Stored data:
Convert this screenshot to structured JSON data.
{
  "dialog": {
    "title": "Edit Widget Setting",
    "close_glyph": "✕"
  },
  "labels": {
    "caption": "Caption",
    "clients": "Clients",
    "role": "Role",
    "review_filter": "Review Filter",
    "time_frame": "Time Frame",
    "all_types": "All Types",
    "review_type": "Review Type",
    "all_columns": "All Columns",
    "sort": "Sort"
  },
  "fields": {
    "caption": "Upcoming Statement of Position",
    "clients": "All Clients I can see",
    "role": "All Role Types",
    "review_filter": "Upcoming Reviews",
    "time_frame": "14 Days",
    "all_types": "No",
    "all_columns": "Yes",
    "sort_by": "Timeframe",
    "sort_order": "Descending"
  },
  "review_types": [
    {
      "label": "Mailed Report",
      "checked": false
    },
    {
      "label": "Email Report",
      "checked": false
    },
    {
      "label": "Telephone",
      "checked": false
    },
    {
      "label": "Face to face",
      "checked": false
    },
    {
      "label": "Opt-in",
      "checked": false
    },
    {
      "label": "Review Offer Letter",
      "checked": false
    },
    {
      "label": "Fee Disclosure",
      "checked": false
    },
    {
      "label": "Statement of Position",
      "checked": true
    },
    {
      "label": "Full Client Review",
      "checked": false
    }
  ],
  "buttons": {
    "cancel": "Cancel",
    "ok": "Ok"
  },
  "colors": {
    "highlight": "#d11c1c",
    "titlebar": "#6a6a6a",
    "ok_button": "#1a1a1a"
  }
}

● Problem statement: Each entry above is to be set down again in exactly the same words.

● Solution below:
Convert this screenshot to structured JSON data.
{
  "dialog": {
    "title": "Edit Widget Setting",
    "close_glyph": "✕"
  },
  "labels": {
    "caption": "Caption",
    "clients": "Clients",
    "role": "Role",
    "review_filter": "Review Filter",
    "time_frame": "Time Frame",
    "all_types": "All Types",
    "review_type": "Review Type",
    "all_columns": "All Columns",
    "sort": "Sort"
  },
  "fields": {
    "caption": "Upcoming Statement of Position",
    "clients": "All Clients I can see",
    "role": "All Role Types",
    "review_filter": "Upcoming Reviews",
    "time_frame": "14 Days",
    "all_types": "No",
    "all_columns": "Yes",
    "sort_by": "Timeframe",
    "sort_order": "Descending"
  },
  "review_types": [
    {
      "label": "Mailed Report",
      "checked": false
    },
    {
      "label": "Email Report",
      "checked": false
    },
    {
      "label": "Telephone",
      "checked": false
    },
    {
      "label": "Face to face",
      "checked": false
    },
    {
      "label": "Opt-in",
      "checked": false
    },
    {
      "label": "Review Offer Letter",
      "checked": false
    },
    {
      "label": "Fee Disclosure",
      "checked": false
    },
    {
      "label": "Statement of Position",
      "checked": true
    },
    {
      "label": "Full Client Review",
      "checked": false
    }
  ],
  "buttons": {
    "cancel": "Cancel",
    "ok": "Ok"
  },
  "colors": {
    "highlight": "#d11c1c",
    "titlebar": "#6a6a6a",
    "ok_button": "#1a1a1a"
  }
}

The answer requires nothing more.